-- START --

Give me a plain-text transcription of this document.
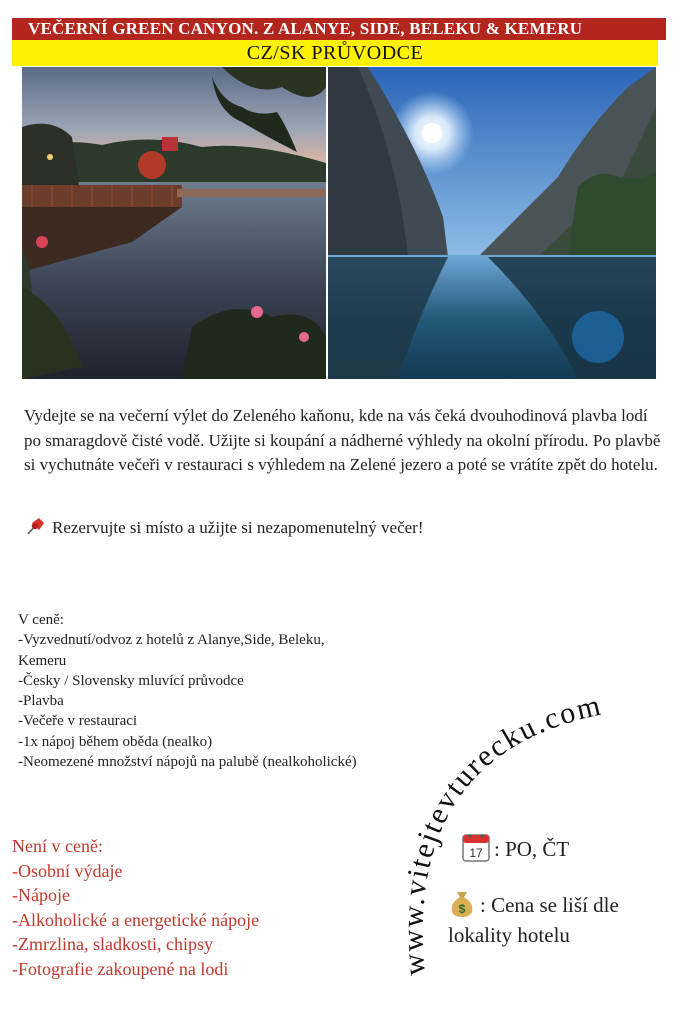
VEČERNÍ GREEN CANYON. Z ALANYE, SIDE, BELEKU & KEMERU
CZ/SK PRŮVODCE
Vydejte se na večerní výlet do Zeleného kaňonu, kde na vás čeká dvouhodinová plavba lodí po smaragdově čisté vodě. Užijte si koupání a nádherné výhledy na okolní přírodu. Po plavbě si vychutnáte večeři v restauraci s výhledem na Zelené jezero a poté se vrátíte zpět do hotelu.
Rezervujte si místo a užijte si nezapomenutelný večer!
V ceně:
-Vyzvednutí/odvoz z hotelů z Alanye,Side, Beleku,
Kemeru
-Česky / Slovensky mluvící průvodce
-Plavba
-Večeře v restauraci
-1x nápoj během oběda (nealko)
-Neomezené množství nápojů na palubě (nealkoholické)
Není v ceně:
-Osobní výdaje
-Nápoje
-Alkoholické a energetické nápoje
-Zmrzlina, sladkosti, chipsy
-Fotografie zakoupené na lodi	www.vitejtevturecku.com
17 : PO, ČT
$ : Cena se liší dle lokality hotelu
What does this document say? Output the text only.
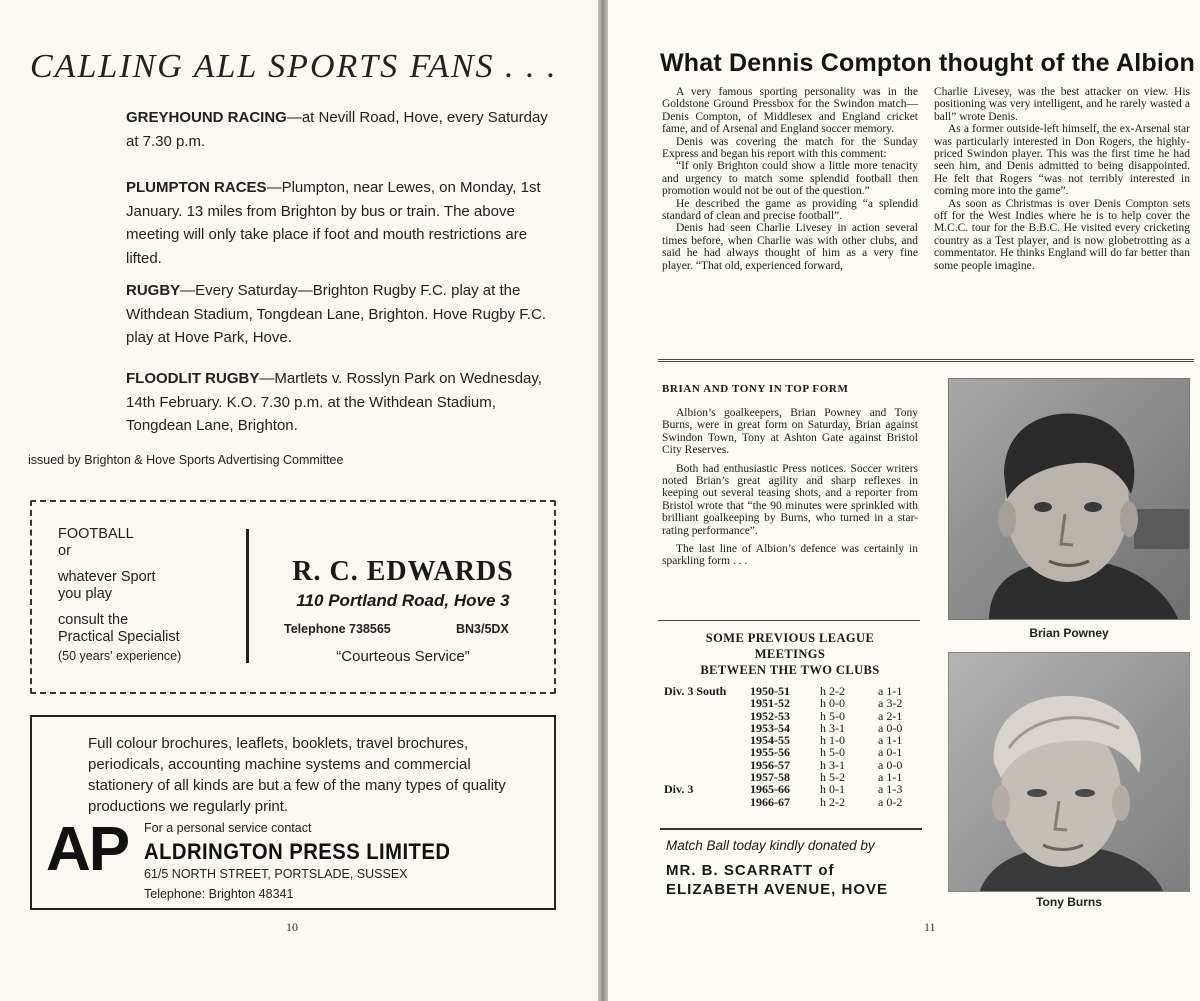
CALLING ALL SPORTS FANS . . .
GREYHOUND RACING—at Nevill Road, Hove, every Saturday at 7.30 p.m.
PLUMPTON RACES—Plumpton, near Lewes, on Monday, 1st January. 13 miles from Brighton by bus or train. The above meeting will only take place if foot and mouth restrictions are lifted.
RUGBY—Every Saturday—Brighton Rugby F.C. play at the Withdean Stadium, Tongdean Lane, Brighton. Hove Rugby F.C. play at Hove Park, Hove.
FLOODLIT RUGBY—Martlets v. Rosslyn Park on Wednesday, 14th February. K.O. 7.30 p.m. at the Withdean Stadium, Tongdean Lane, Brighton.
issued by Brighton & Hove Sports Advertising Committee
FOOTBALL
or
whatever Sport
you play
consult the
Practical Specialist
(50 years' experience)
R. C. EDWARDS
110 Portland Road, Hove 3
Telephone 738565	BN3/5DX
“Courteous Service”
Full colour brochures, leaflets, booklets, travel brochures, periodicals, accounting machine systems and commercial stationery of all kinds are but a few of the many types of quality productions we regularly print.
AP For a personal service contact
ALDRINGTON PRESS LIMITED
61/5 NORTH STREET, PORTSLADE, SUSSEX
Telephone: Brighton 48341
10
What Dennis Compton thought of the Albion

A very famous sporting personality was in the Goldstone Ground Pressbox for the Swindon match—Denis Compton, of Middlesex and England cricket fame, and of Arsenal and England soccer memory.

Denis was covering the match for the Sunday Express and began his report with this comment:

“If only Brighton could show a little more tenacity and urgency to match some splendid football then promotion would not be out of the question.”

He described the game as providing “a splendid standard of clean and precise football”.

Denis had seen Charlie Livesey in action several times before, when Charlie was with other clubs, and said he had always thought of him as a very fine player. “That old, experienced forward,

Charlie Livesey, was the best attacker on view. His positioning was very intelligent, and he rarely wasted a ball” wrote Denis.

As a former outside-left himself, the ex-Arsenal star was particularly interested in Don Rogers, the highly-priced Swindon player. This was the first time he had seen him, and Denis admitted to being disappointed. He felt that Rogers “was not terribly interested in coming more into the game”.

As soon as Christmas is over Denis Compton sets off for the West Indies where he is to help cover the M.C.C. tour for the B.B.C. He visited every cricketing country as a Test player, and is now globetrotting as a commentator. He thinks England will do far better than some people imagine.

BRIAN AND TONY IN TOP FORM

Albion’s goalkeepers, Brian Powney and Tony Burns, were in great form on Saturday, Brian against Swindon Town, Tony at Ashton Gate against Bristol City Reserves.

Both had enthusiastic Press notices. Soccer writers noted Brian’s great agility and sharp reflexes in keeping out several teasing shots, and a reporter from Bristol wrote that “the 90 minutes were sprinkled with brilliant goalkeeping by Burns, who turned in a star-rating performance”.

The last line of Albion’s defence was certainly in sparkling form . . .

SOME PREVIOUS LEAGUE
MEETINGS
BETWEEN THE TWO CLUBS
Div. 3 South	1950-51	h 2-2	a 1-1
	1951-52	h 0-0	a 3-2
	1952-53	h 5-0	a 2-1
	1953-54	h 3-1	a 0-0
	1954-55	h 1-0	a 1-1
	1955-56	h 5-0	a 0-1
	1956-57	h 3-1	a 0-0
	1957-58	h 5-2	a 1-1
Div. 3	1965-66	h 0-1	a 1-3
	1966-67	h 2-2	a 0-2
Match Ball today kindly donated by
MR. B. SCARRATT of
ELIZABETH AVENUE, HOVE
Brian Powney
Tony Burns
11
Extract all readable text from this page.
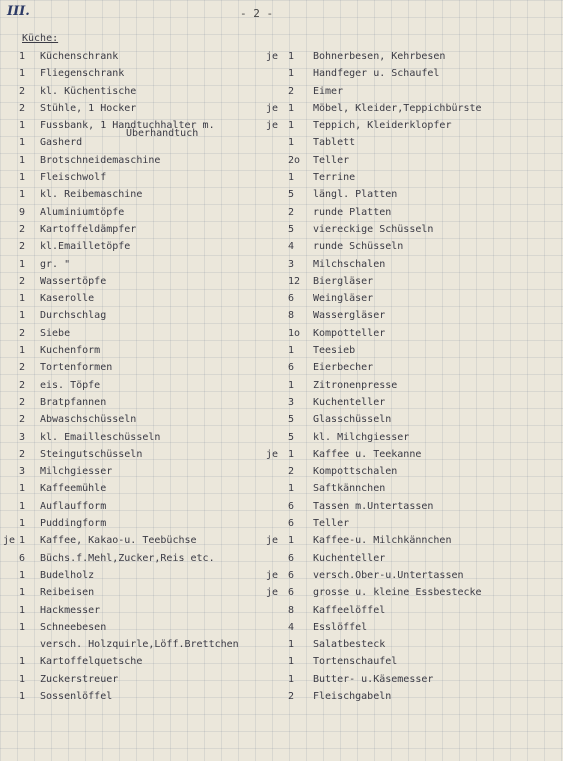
III.	- 2 -
Küche:
1 Küchenschrank
1 Fliegenschrank
2 kl. Küchentische
2 Stühle, 1 Hocker
1 Fussbank, 1 Handtuchhalter m.
Überhandtuch
1 Gasherd
1 Brotschneidemaschine
1 Fleischwolf
1 kl. Reibemaschine
9 Aluminiumtöpfe
2 Kartoffeldämpfer
2 kl.Emailletöpfe
1 gr. "
2 Wassertöpfe
1 Kaserolle
1 Durchschlag
2 Siebe
1 Kuchenform
2 Tortenformen
2 eis. Töpfe
2 Bratpfannen
2 Abwaschschüsseln
3 kl. Emailleschüsseln
2 Steingutschüsseln
3 Milchgiesser
1 Kaffeemühle
1 Auflaufform
1 Puddingform
je 1 Kaffee, Kakao-u. Teebüchse
6 Büchs.f.Mehl,Zucker,Reis etc.
1 Budelholz
1 Reibeisen
1 Hackmesser
1 Schneebesen
versch. Holzquirle,Löff.Brettchen
1 Kartoffelquetsche
1 Zuckerstreuer
1 Sossenlöffel
je 1 Bohnerbesen, Kehrbesen
1 Handfeger u. Schaufel
2 Eimer
je 1 Möbel, Kleider,Teppichbürste
je 1 Teppich, Kleiderklopfer
1 Tablett
2o Teller
1 Terrine
5 längl. Platten
2 runde Platten
5 viereckige Schüsseln
4 runde Schüsseln
3 Milchschalen
12 Biergläser
6 Weingläser
8 Wassergläser
1o Kompotteller
1 Teesieb
6 Eierbecher
1 Zitronenpresse
3 Kuchenteller
5 Glasschüsseln
5 kl. Milchgiesser
je 1 Kaffee u. Teekanne
2 Kompottschalen
1 Saftkännchen
6 Tassen m.Untertassen
6 Teller
je 1 Kaffee-u. Milchkännchen
6 Kuchenteller
je 6 versch.Ober-u.Untertassen
je 6 grosse u. kleine Essbestecke
8 Kaffeelöffel
4 Esslöffel
1 Salatbesteck
1 Tortenschaufel
1 Butter- u.Käsemesser
2 Fleischgabeln
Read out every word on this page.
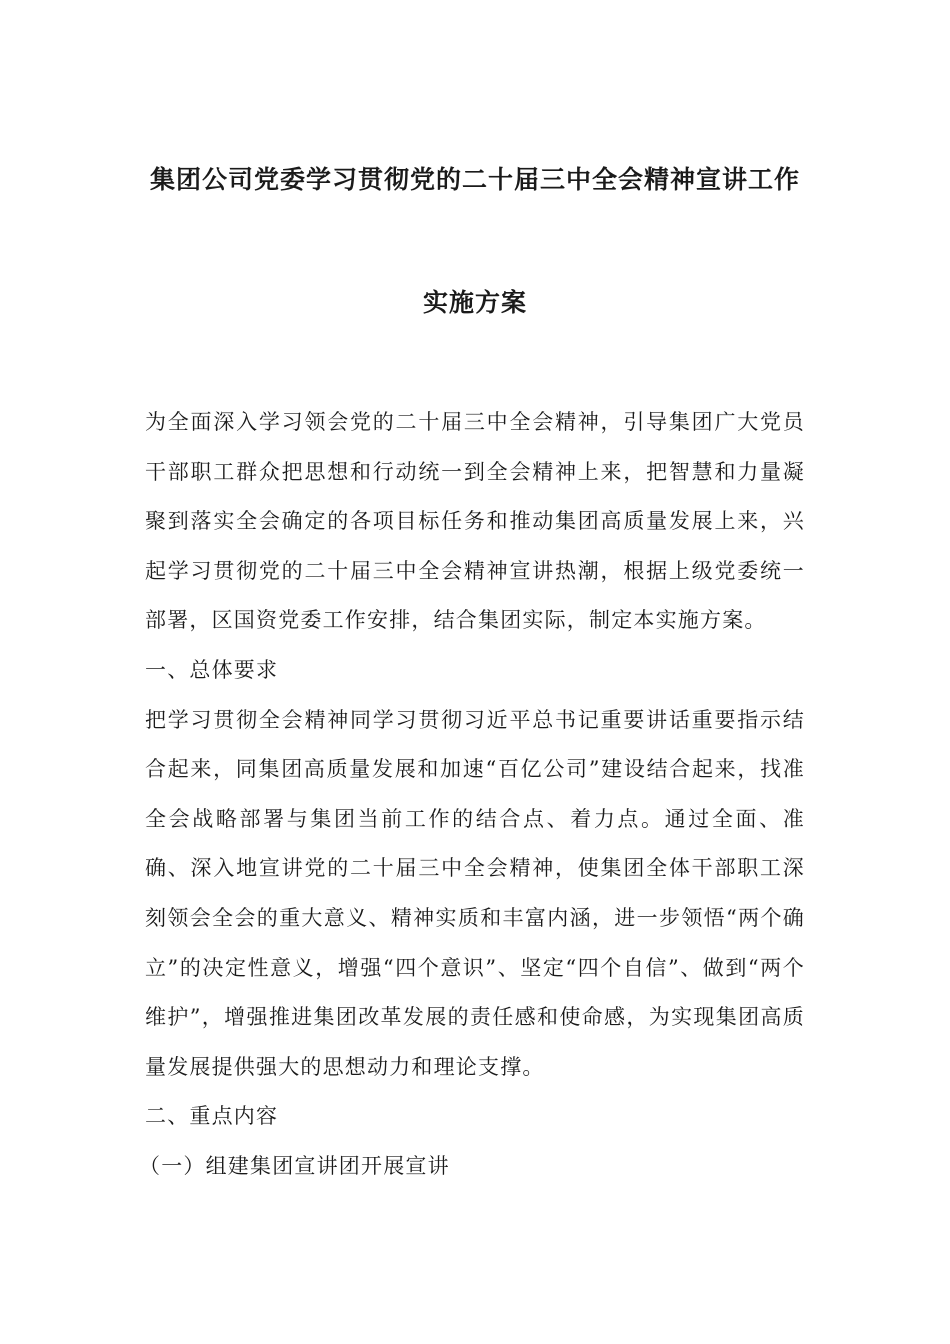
集团公司党委学习贯彻党的二十届三中全会精神宣讲工作
实施方案

为全面深入学习领会党的二十届三中全会精神，引导集团广大党员干部职工群众把思想和行动统一到全会精神上来，把智慧和力量凝聚到落实全会确定的各项目标任务和推动集团高质量发展上来，兴起学习贯彻党的二十届三中全会精神宣讲热潮，根据上级党委统一部署，区国资党委工作安排，结合集团实际，制定本实施方案。

一、总体要求

把学习贯彻全会精神同学习贯彻习近平总书记重要讲话重要指示结合起来，同集团高质量发展和加速“百亿公司”建设结合起来，找准全会战略部署与集团当前工作的结合点、着力点。通过全面、准确、深入地宣讲党的二十届三中全会精神，使集团全体干部职工深刻领会全会的重大意义、精神实质和丰富内涵，进一步领悟“两个确立”的决定性意义，增强“四个意识”、坚定“四个自信”、做到“两个维护”，增强推进集团改革发展的责任感和使命感，为实现集团高质量发展提供强大的思想动力和理论支撑。

二、重点内容

（一）组建集团宣讲团开展宣讲
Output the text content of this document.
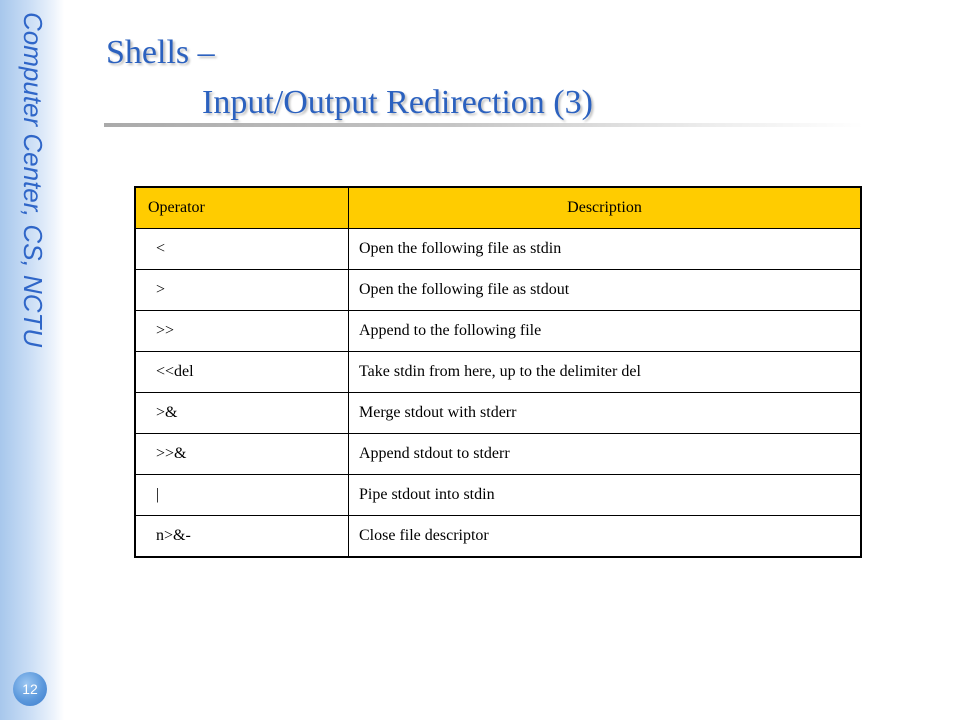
Computer Center, CS, NCTU
12
Shells –
Input/Output Redirection (3)
Operator	Description
<	Open the following file as stdin
>	Open the following file as stdout
>>	Append to the following file
<<del	Take stdin from here, up to the delimiter del
>&	Merge stdout with stderr
>>&	Append stdout to stderr
|	Pipe stdout into stdin
n>&-	Close file descriptor
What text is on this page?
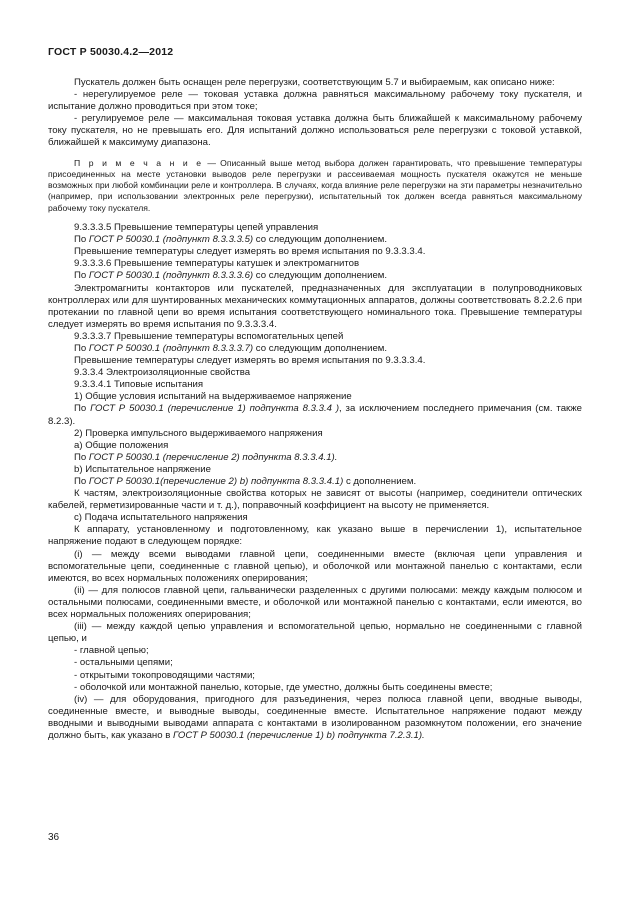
ГОСТ Р 50030.4.2—2012

Пускатель должен быть оснащен реле перегрузки, соответствующим 5.7 и выбираемым, как описано ниже:

- нерегулируемое реле — токовая уставка должна равняться максимальному рабочему току пускателя, и испытание должно проводиться при этом токе;

- регулируемое реле — максимальная токовая уставка должна быть ближайшей к максимальному рабочему току пускателя, но не превышать его. Для испытаний должно использоваться реле перегрузки с токовой уставкой, ближайшей к максимуму диапазона.

П р и м е ч а н и е — Описанный выше метод выбора должен гарантировать, что превышение температуры присоединенных на месте установки выводов реле перегрузки и рассеиваемая мощность пускателя окажутся не меньше возможных при любой комбинации реле и контроллера. В случаях, когда влияние реле перегрузки на эти параметры незначительно (например, при использовании электронных реле перегрузки), испытательный ток должен всегда равняться максимальному рабочему току пускателя.

9.3.3.3.5 Превышение температуры цепей управления

По ГОСТ Р 50030.1 (подпункт 8.3.3.3.5) со следующим дополнением.

Превышение температуры следует измерять во время испытания по 9.3.3.3.4.

9.3.3.3.6 Превышение температуры катушек и электромагнитов

По ГОСТ Р 50030.1 (подпункт 8.3.3.3.6) со следующим дополнением.

Электромагниты контакторов или пускателей, предназначенных для эксплуатации в полупроводниковых контроллерах или для шунтированных механических коммутационных аппаратов, должны соответствовать 8.2.2.6 при протекании по главной цепи во время испытания соответствующего номинального тока. Превышение температуры следует измерять во время испытания по 9.3.3.3.4.

9.3.3.3.7 Превышение температуры вспомогательных цепей

По ГОСТ Р 50030.1 (подпункт 8.3.3.3.7) со следующим дополнением.

Превышение температуры следует измерять во время испытания по 9.3.3.3.4.

9.3.3.4 Электроизоляционные свойства

9.3.3.4.1 Типовые испытания

1) Общие условия испытаний на выдерживаемое напряжение

По ГОСТ Р 50030.1 (перечисление 1) подпункта 8.3.3.4 ), за исключением последнего примечания (см. также 8.2.3).

2) Проверка импульсного выдерживаемого напряжения

a) Общие положения

По ГОСТ Р 50030.1 (перечисление 2) подпункта 8.3.3.4.1).

b) Испытательное напряжение

По ГОСТ Р 50030.1(перечисление 2) b) подпункта 8.3.3.4.1) с дополнением.

К частям, электроизоляционные свойства которых не зависят от высоты (например, соединители оптических кабелей, герметизированные части и т. д.), поправочный коэффициент на высоту не применяется.

c) Подача испытательного напряжения

К аппарату, установленному и подготовленному, как указано выше в перечислении 1), испытательное напряжение подают в следующем порядке:

(i) — между всеми выводами главной цепи, соединенными вместе (включая цепи управления и вспомогательные цепи, соединенные с главной цепью), и оболочкой или монтажной панелью с контактами, если имеются, во всех нормальных положениях оперирования;

(ii) — для полюсов главной цепи, гальванически разделенных с другими полюсами: между каждым полюсом и остальными полюсами, соединенными вместе, и оболочкой или монтажной панелью с контактами, если имеются, во всех нормальных положениях оперирования;

(iii) — между каждой цепью управления и вспомогательной цепью, нормально не соединенными с главной цепью, и

- главной цепью;

- остальными цепями;

- открытыми токопроводящими частями;

- оболочкой или монтажной панелью, которые, где уместно, должны быть соединены вместе;

(iv) — для оборудования, пригодного для разъединения, через полюса главной цепи, вводные выводы, соединенные вместе, и выводные выводы, соединенные вместе. Испытательное напряжение подают между вводными и выводными выводами аппарата с контактами в изолированном разомкнутом положении, его значение должно быть, как указано в ГОСТ Р 50030.1 (перечисление 1) b) подпункта 7.2.3.1).

36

-- END --

(Given problem): Among these entries, how many lines include the string "seen"? Reply with the number by itself.

(Task result): 2